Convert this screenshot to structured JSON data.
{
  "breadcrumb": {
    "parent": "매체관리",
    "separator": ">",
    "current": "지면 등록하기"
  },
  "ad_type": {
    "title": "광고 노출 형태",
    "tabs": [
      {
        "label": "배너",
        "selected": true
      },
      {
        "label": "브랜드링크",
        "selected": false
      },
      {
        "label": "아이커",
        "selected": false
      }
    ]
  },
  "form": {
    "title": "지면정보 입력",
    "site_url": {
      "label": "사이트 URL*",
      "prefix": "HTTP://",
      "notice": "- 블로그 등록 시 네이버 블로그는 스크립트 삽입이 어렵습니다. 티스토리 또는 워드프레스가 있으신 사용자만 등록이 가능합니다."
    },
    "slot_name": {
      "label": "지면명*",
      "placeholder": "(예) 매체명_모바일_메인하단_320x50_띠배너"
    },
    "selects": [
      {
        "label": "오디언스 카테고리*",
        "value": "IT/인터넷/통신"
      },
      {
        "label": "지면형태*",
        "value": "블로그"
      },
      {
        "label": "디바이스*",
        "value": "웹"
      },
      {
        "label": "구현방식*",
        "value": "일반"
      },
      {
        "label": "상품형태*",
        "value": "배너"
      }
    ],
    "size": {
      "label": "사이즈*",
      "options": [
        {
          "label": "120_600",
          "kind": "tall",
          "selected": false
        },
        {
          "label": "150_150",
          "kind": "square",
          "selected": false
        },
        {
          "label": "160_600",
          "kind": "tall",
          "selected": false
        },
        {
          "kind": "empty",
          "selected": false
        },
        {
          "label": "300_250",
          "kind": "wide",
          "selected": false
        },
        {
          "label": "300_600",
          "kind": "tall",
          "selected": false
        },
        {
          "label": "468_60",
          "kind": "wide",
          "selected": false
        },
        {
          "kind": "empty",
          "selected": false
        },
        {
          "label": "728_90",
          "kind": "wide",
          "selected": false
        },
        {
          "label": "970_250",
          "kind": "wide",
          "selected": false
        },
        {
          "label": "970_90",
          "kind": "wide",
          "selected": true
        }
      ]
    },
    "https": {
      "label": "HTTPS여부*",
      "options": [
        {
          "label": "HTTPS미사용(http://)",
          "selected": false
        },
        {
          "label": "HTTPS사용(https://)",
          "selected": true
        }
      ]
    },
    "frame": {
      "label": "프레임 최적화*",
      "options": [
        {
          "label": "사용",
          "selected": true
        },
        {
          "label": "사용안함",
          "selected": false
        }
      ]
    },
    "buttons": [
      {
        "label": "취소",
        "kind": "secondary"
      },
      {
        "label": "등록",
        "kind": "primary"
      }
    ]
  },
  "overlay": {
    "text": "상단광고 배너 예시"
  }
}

OBJECTIVE: Write the listing out again, exactly as shown above.

OUTPUT FOR THIS EXERCISE:
Convert this screenshot to structured JSON data.
{
  "breadcrumb": {
    "parent": "매체관리",
    "separator": ">",
    "current": "지면 등록하기"
  },
  "ad_type": {
    "title": "광고 노출 형태",
    "tabs": [
      {
        "label": "배너",
        "selected": true
      },
      {
        "label": "브랜드링크",
        "selected": false
      },
      {
        "label": "아이커",
        "selected": false
      }
    ]
  },
  "form": {
    "title": "지면정보 입력",
    "site_url": {
      "label": "사이트 URL*",
      "prefix": "HTTP://",
      "notice": "- 블로그 등록 시 네이버 블로그는 스크립트 삽입이 어렵습니다. 티스토리 또는 워드프레스가 있으신 사용자만 등록이 가능합니다."
    },
    "slot_name": {
      "label": "지면명*",
      "placeholder": "(예) 매체명_모바일_메인하단_320x50_띠배너"
    },
    "selects": [
      {
        "label": "오디언스 카테고리*",
        "value": "IT/인터넷/통신"
      },
      {
        "label": "지면형태*",
        "value": "블로그"
      },
      {
        "label": "디바이스*",
        "value": "웹"
      },
      {
        "label": "구현방식*",
        "value": "일반"
      },
      {
        "label": "상품형태*",
        "value": "배너"
      }
    ],
    "size": {
      "label": "사이즈*",
      "options": [
        {
          "label": "120_600",
          "kind": "tall",
          "selected": false
        },
        {
          "label": "150_150",
          "kind": "square",
          "selected": false
        },
        {
          "label": "160_600",
          "kind": "tall",
          "selected": false
        },
        {
          "kind": "empty",
          "selected": false
        },
        {
          "label": "300_250",
          "kind": "wide",
          "selected": false
        },
        {
          "label": "300_600",
          "kind": "tall",
          "selected": false
        },
        {
          "label": "468_60",
          "kind": "wide",
          "selected": false
        },
        {
          "kind": "empty",
          "selected": false
        },
        {
          "label": "728_90",
          "kind": "wide",
          "selected": false
        },
        {
          "label": "970_250",
          "kind": "wide",
          "selected": false
        },
        {
          "label": "970_90",
          "kind": "wide",
          "selected": true
        }
      ]
    },
    "https": {
      "label": "HTTPS여부*",
      "options": [
        {
          "label": "HTTPS미사용(http://)",
          "selected": false
        },
        {
          "label": "HTTPS사용(https://)",
          "selected": true
        }
      ]
    },
    "frame": {
      "label": "프레임 최적화*",
      "options": [
        {
          "label": "사용",
          "selected": true
        },
        {
          "label": "사용안함",
          "selected": false
        }
      ]
    },
    "buttons": [
      {
        "label": "취소",
        "kind": "secondary"
      },
      {
        "label": "등록",
        "kind": "primary"
      }
    ]
  },
  "overlay": {
    "text": "상단광고 배너 예시"
  }
}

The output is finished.